--- BEGIN ---

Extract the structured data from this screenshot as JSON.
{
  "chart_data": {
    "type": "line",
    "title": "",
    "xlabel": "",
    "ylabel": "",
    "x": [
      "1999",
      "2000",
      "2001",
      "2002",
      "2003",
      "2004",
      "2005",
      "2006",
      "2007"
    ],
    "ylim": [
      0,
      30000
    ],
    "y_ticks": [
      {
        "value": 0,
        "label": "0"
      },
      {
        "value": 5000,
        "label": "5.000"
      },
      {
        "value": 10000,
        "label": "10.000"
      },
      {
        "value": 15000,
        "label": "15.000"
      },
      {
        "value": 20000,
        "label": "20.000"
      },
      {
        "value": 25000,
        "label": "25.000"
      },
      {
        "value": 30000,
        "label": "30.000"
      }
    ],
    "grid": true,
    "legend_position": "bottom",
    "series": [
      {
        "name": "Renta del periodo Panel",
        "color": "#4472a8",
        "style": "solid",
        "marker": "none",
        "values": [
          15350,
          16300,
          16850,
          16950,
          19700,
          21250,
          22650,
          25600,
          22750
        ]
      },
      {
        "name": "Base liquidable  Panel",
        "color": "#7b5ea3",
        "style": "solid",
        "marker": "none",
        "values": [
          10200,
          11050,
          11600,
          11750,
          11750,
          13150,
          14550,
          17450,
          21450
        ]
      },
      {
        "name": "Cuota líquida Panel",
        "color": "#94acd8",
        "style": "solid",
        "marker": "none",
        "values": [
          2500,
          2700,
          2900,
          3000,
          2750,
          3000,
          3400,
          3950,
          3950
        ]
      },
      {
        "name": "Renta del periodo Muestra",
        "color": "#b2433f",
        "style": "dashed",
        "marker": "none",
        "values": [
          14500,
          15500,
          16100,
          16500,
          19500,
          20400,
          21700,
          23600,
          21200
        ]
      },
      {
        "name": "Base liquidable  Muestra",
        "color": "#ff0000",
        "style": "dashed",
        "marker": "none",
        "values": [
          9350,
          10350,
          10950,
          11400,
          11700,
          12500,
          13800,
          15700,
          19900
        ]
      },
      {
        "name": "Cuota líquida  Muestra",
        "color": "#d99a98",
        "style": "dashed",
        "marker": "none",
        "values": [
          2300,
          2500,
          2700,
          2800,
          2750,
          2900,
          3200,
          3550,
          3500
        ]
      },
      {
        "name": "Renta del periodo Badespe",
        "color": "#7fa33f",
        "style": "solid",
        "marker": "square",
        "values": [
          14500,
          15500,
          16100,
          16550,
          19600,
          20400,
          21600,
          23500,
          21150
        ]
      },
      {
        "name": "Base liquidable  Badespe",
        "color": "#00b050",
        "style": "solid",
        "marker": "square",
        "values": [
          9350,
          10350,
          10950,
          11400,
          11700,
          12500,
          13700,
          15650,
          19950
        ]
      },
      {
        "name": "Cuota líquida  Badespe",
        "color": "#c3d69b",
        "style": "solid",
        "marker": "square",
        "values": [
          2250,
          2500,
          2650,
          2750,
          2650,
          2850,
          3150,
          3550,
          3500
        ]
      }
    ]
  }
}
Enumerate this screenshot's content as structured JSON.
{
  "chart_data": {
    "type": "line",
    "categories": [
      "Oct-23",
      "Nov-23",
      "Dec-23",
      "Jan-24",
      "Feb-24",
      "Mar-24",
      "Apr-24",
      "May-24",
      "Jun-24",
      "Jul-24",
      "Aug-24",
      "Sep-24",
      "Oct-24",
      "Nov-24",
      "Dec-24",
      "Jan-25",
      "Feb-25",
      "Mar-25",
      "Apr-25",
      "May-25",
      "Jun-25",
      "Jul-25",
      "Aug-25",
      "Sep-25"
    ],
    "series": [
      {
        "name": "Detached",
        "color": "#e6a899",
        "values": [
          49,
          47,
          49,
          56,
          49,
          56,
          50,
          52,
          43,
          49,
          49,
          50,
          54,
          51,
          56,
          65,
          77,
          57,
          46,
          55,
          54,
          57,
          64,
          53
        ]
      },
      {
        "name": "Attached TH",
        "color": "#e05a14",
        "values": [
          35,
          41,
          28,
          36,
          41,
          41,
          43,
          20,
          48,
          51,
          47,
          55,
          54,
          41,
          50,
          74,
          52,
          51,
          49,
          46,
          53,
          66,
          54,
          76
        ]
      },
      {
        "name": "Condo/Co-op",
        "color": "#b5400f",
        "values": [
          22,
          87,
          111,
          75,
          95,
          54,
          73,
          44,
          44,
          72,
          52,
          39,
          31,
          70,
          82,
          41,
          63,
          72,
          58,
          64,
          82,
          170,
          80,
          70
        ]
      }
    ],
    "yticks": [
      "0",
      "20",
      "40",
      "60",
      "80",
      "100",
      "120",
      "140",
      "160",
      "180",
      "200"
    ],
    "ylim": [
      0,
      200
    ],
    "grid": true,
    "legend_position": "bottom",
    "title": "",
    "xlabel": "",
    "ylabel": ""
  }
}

--- END ---

**Task directions:** Repeat the entries shown above, every one, word for word.

**Response:**
Extract the structured data from this screenshot as JSON.
{
  "chart_data": {
    "type": "line",
    "title": "",
    "xlabel": "",
    "ylabel": "",
    "x": [
      "1999",
      "2000",
      "2001",
      "2002",
      "2003",
      "2004",
      "2005",
      "2006",
      "2007"
    ],
    "ylim": [
      0,
      30000
    ],
    "y_ticks": [
      {
        "value": 0,
        "label": "0"
      },
      {
        "value": 5000,
        "label": "5.000"
      },
      {
        "value": 10000,
        "label": "10.000"
      },
      {
        "value": 15000,
        "label": "15.000"
      },
      {
        "value": 20000,
        "label": "20.000"
      },
      {
        "value": 25000,
        "label": "25.000"
      },
      {
        "value": 30000,
        "label": "30.000"
      }
    ],
    "grid": true,
    "legend_position": "bottom",
    "series": [
      {
        "name": "Renta del periodo Panel",
        "color": "#4472a8",
        "style": "solid",
        "marker": "none",
        "values": [
          15350,
          16300,
          16850,
          16950,
          19700,
          21250,
          22650,
          25600,
          22750
        ]
      },
      {
        "name": "Base liquidable  Panel",
        "color": "#7b5ea3",
        "style": "solid",
        "marker": "none",
        "values": [
          10200,
          11050,
          11600,
          11750,
          11750,
          13150,
          14550,
          17450,
          21450
        ]
      },
      {
        "name": "Cuota líquida Panel",
        "color": "#94acd8",
        "style": "solid",
        "marker": "none",
        "values": [
          2500,
          2700,
          2900,
          3000,
          2750,
          3000,
          3400,
          3950,
          3950
        ]
      },
      {
        "name": "Renta del periodo Muestra",
        "color": "#b2433f",
        "style": "dashed",
        "marker": "none",
        "values": [
          14500,
          15500,
          16100,
          16500,
          19500,
          20400,
          21700,
          23600,
          21200
        ]
      },
      {
        "name": "Base liquidable  Muestra",
        "color": "#ff0000",
        "style": "dashed",
        "marker": "none",
        "values": [
          9350,
          10350,
          10950,
          11400,
          11700,
          12500,
          13800,
          15700,
          19900
        ]
      },
      {
        "name": "Cuota líquida  Muestra",
        "color": "#d99a98",
        "style": "dashed",
        "marker": "none",
        "values": [
          2300,
          2500,
          2700,
          2800,
          2750,
          2900,
          3200,
          3550,
          3500
        ]
      },
      {
        "name": "Renta del periodo Badespe",
        "color": "#7fa33f",
        "style": "solid",
        "marker": "square",
        "values": [
          14500,
          15500,
          16100,
          16550,
          19600,
          20400,
          21600,
          23500,
          21150
        ]
      },
      {
        "name": "Base liquidable  Badespe",
        "color": "#00b050",
        "style": "solid",
        "marker": "square",
        "values": [
          9350,
          10350,
          10950,
          11400,
          11700,
          12500,
          13700,
          15650,
          19950
        ]
      },
      {
        "name": "Cuota líquida  Badespe",
        "color": "#c3d69b",
        "style": "solid",
        "marker": "square",
        "values": [
          2250,
          2500,
          2650,
          2750,
          2650,
          2850,
          3150,
          3550,
          3500
        ]
      }
    ]
  }
}
Enumerate this screenshot's content as structured JSON.
{
  "chart_data": {
    "type": "line",
    "categories": [
      "Oct-23",
      "Nov-23",
      "Dec-23",
      "Jan-24",
      "Feb-24",
      "Mar-24",
      "Apr-24",
      "May-24",
      "Jun-24",
      "Jul-24",
      "Aug-24",
      "Sep-24",
      "Oct-24",
      "Nov-24",
      "Dec-24",
      "Jan-25",
      "Feb-25",
      "Mar-25",
      "Apr-25",
      "May-25",
      "Jun-25",
      "Jul-25",
      "Aug-25",
      "Sep-25"
    ],
    "series": [
      {
        "name": "Detached",
        "color": "#e6a899",
        "values": [
          49,
          47,
          49,
          56,
          49,
          56,
          50,
          52,
          43,
          49,
          49,
          50,
          54,
          51,
          56,
          65,
          77,
          57,
          46,
          55,
          54,
          57,
          64,
          53
        ]
      },
      {
        "name": "Attached TH",
        "color": "#e05a14",
        "values": [
          35,
          41,
          28,
          36,
          41,
          41,
          43,
          20,
          48,
          51,
          47,
          55,
          54,
          41,
          50,
          74,
          52,
          51,
          49,
          46,
          53,
          66,
          54,
          76
        ]
      },
      {
        "name": "Condo/Co-op",
        "color": "#b5400f",
        "values": [
          22,
          87,
          111,
          75,
          95,
          54,
          73,
          44,
          44,
          72,
          52,
          39,
          31,
          70,
          82,
          41,
          63,
          72,
          58,
          64,
          82,
          170,
          80,
          70
        ]
      }
    ],
    "yticks": [
      "0",
      "20",
      "40",
      "60",
      "80",
      "100",
      "120",
      "140",
      "160",
      "180",
      "200"
    ],
    "ylim": [
      0,
      200
    ],
    "grid": true,
    "legend_position": "bottom",
    "title": "",
    "xlabel": "",
    "ylabel": ""
  }
}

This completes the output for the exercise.